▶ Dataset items
******************************

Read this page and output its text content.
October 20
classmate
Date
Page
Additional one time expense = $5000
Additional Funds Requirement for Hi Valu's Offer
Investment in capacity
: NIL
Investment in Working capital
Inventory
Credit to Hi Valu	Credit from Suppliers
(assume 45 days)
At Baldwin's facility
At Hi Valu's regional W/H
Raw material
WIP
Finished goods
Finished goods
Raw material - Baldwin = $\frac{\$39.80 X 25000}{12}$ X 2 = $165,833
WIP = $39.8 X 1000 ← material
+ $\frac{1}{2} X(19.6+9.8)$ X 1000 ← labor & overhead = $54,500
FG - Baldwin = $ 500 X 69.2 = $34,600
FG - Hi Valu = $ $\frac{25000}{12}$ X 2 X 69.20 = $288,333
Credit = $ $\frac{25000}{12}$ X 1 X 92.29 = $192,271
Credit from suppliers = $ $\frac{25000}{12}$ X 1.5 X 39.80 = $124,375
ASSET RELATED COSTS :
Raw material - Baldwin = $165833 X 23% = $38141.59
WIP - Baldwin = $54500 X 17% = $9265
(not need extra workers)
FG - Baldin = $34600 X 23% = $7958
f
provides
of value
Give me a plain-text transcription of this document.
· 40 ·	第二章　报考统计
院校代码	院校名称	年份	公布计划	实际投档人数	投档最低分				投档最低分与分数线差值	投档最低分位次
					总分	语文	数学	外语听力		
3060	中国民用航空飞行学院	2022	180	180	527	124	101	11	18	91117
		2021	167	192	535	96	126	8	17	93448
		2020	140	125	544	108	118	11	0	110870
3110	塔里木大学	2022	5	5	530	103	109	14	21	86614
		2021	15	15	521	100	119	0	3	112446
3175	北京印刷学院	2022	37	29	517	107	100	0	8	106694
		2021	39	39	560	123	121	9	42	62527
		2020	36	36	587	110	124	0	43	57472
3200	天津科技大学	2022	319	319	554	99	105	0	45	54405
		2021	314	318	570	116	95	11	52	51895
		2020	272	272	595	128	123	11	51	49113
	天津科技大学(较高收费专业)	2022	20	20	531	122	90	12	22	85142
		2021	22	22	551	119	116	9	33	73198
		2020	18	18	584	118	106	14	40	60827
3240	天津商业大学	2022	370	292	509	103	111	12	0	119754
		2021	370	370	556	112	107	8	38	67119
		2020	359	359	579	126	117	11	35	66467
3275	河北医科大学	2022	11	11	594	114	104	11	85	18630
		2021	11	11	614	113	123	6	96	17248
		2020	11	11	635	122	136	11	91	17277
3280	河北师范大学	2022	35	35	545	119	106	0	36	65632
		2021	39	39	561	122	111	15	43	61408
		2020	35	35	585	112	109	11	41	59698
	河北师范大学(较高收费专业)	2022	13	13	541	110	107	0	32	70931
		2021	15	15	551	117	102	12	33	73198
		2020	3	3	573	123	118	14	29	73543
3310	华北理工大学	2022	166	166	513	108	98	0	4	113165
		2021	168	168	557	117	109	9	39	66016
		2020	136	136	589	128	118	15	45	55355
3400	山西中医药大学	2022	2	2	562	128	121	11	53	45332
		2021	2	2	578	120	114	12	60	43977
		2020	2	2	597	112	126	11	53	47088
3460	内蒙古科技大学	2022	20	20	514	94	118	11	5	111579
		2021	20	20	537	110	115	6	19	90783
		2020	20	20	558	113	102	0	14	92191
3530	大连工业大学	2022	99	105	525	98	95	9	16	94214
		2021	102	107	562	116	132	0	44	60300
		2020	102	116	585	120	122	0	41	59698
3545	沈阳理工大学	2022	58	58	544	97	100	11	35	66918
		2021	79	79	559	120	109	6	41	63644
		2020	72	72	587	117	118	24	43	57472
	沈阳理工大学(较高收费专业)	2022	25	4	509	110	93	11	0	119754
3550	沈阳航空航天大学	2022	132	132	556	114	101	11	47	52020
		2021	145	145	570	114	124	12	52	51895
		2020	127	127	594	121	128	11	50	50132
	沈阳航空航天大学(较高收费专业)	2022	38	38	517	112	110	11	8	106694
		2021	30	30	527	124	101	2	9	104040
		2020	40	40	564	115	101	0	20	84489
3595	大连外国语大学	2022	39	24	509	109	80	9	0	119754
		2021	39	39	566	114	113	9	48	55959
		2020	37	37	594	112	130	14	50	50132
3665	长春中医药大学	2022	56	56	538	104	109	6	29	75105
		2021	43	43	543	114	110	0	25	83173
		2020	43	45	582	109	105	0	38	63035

******************************

▶ Task details
Nothing may be left out: return each entry exactly as it reads.

▶ Solution to this problem
Read this page and output its text content.
October 20
classmate
Date
Page
Additional one time expense = $5000
Additional Funds Requirement for Hi Valu's Offer
Investment in capacity
: NIL
Investment in Working capital
Inventory
Credit to Hi Valu	Credit from Suppliers
(assume 45 days)
At Baldwin's facility
At Hi Valu's regional W/H
Raw material
WIP
Finished goods
Finished goods
Raw material - Baldwin = $\frac{\$39.80 X 25000}{12}$ X 2 = $165,833
WIP = $39.8 X 1000 ← material
+ $\frac{1}{2} X(19.6+9.8)$ X 1000 ← labor & overhead = $54,500
FG - Baldwin = $ 500 X 69.2 = $34,600
FG - Hi Valu = $ $\frac{25000}{12}$ X 2 X 69.20 = $288,333
Credit = $ $\frac{25000}{12}$ X 1 X 92.29 = $192,271
Credit from suppliers = $ $\frac{25000}{12}$ X 1.5 X 39.80 = $124,375
ASSET RELATED COSTS :
Raw material - Baldwin = $165833 X 23% = $38141.59
WIP - Baldwin = $54500 X 17% = $9265
(not need extra workers)
FG - Baldin = $34600 X 23% = $7958
f
provides
of value
Give me a plain-text transcription of this document.
· 40 ·	第二章　报考统计
院校代码	院校名称	年份	公布计划	实际投档人数	投档最低分				投档最低分与分数线差值	投档最低分位次
					总分	语文	数学	外语听力		
3060	中国民用航空飞行学院	2022	180	180	527	124	101	11	18	91117
		2021	167	192	535	96	126	8	17	93448
		2020	140	125	544	108	118	11	0	110870
3110	塔里木大学	2022	5	5	530	103	109	14	21	86614
		2021	15	15	521	100	119	0	3	112446
3175	北京印刷学院	2022	37	29	517	107	100	0	8	106694
		2021	39	39	560	123	121	9	42	62527
		2020	36	36	587	110	124	0	43	57472
3200	天津科技大学	2022	319	319	554	99	105	0	45	54405
		2021	314	318	570	116	95	11	52	51895
		2020	272	272	595	128	123	11	51	49113
	天津科技大学(较高收费专业)	2022	20	20	531	122	90	12	22	85142
		2021	22	22	551	119	116	9	33	73198
		2020	18	18	584	118	106	14	40	60827
3240	天津商业大学	2022	370	292	509	103	111	12	0	119754
		2021	370	370	556	112	107	8	38	67119
		2020	359	359	579	126	117	11	35	66467
3275	河北医科大学	2022	11	11	594	114	104	11	85	18630
		2021	11	11	614	113	123	6	96	17248
		2020	11	11	635	122	136	11	91	17277
3280	河北师范大学	2022	35	35	545	119	106	0	36	65632
		2021	39	39	561	122	111	15	43	61408
		2020	35	35	585	112	109	11	41	59698
	河北师范大学(较高收费专业)	2022	13	13	541	110	107	0	32	70931
		2021	15	15	551	117	102	12	33	73198
		2020	3	3	573	123	118	14	29	73543
3310	华北理工大学	2022	166	166	513	108	98	0	4	113165
		2021	168	168	557	117	109	9	39	66016
		2020	136	136	589	128	118	15	45	55355
3400	山西中医药大学	2022	2	2	562	128	121	11	53	45332
		2021	2	2	578	120	114	12	60	43977
		2020	2	2	597	112	126	11	53	47088
3460	内蒙古科技大学	2022	20	20	514	94	118	11	5	111579
		2021	20	20	537	110	115	6	19	90783
		2020	20	20	558	113	102	0	14	92191
3530	大连工业大学	2022	99	105	525	98	95	9	16	94214
		2021	102	107	562	116	132	0	44	60300
		2020	102	116	585	120	122	0	41	59698
3545	沈阳理工大学	2022	58	58	544	97	100	11	35	66918
		2021	79	79	559	120	109	6	41	63644
		2020	72	72	587	117	118	24	43	57472
	沈阳理工大学(较高收费专业)	2022	25	4	509	110	93	11	0	119754
3550	沈阳航空航天大学	2022	132	132	556	114	101	11	47	52020
		2021	145	145	570	114	124	12	52	51895
		2020	127	127	594	121	128	11	50	50132
	沈阳航空航天大学(较高收费专业)	2022	38	38	517	112	110	11	8	106694
		2021	30	30	527	124	101	2	9	104040
		2020	40	40	564	115	101	0	20	84489
3595	大连外国语大学	2022	39	24	509	109	80	9	0	119754
		2021	39	39	566	114	113	9	48	55959
		2020	37	37	594	112	130	14	50	50132
3665	长春中医药大学	2022	56	56	538	104	109	6	29	75105
		2021	43	43	543	114	110	0	25	83173
		2020	43	45	582	109	105	0	38	63035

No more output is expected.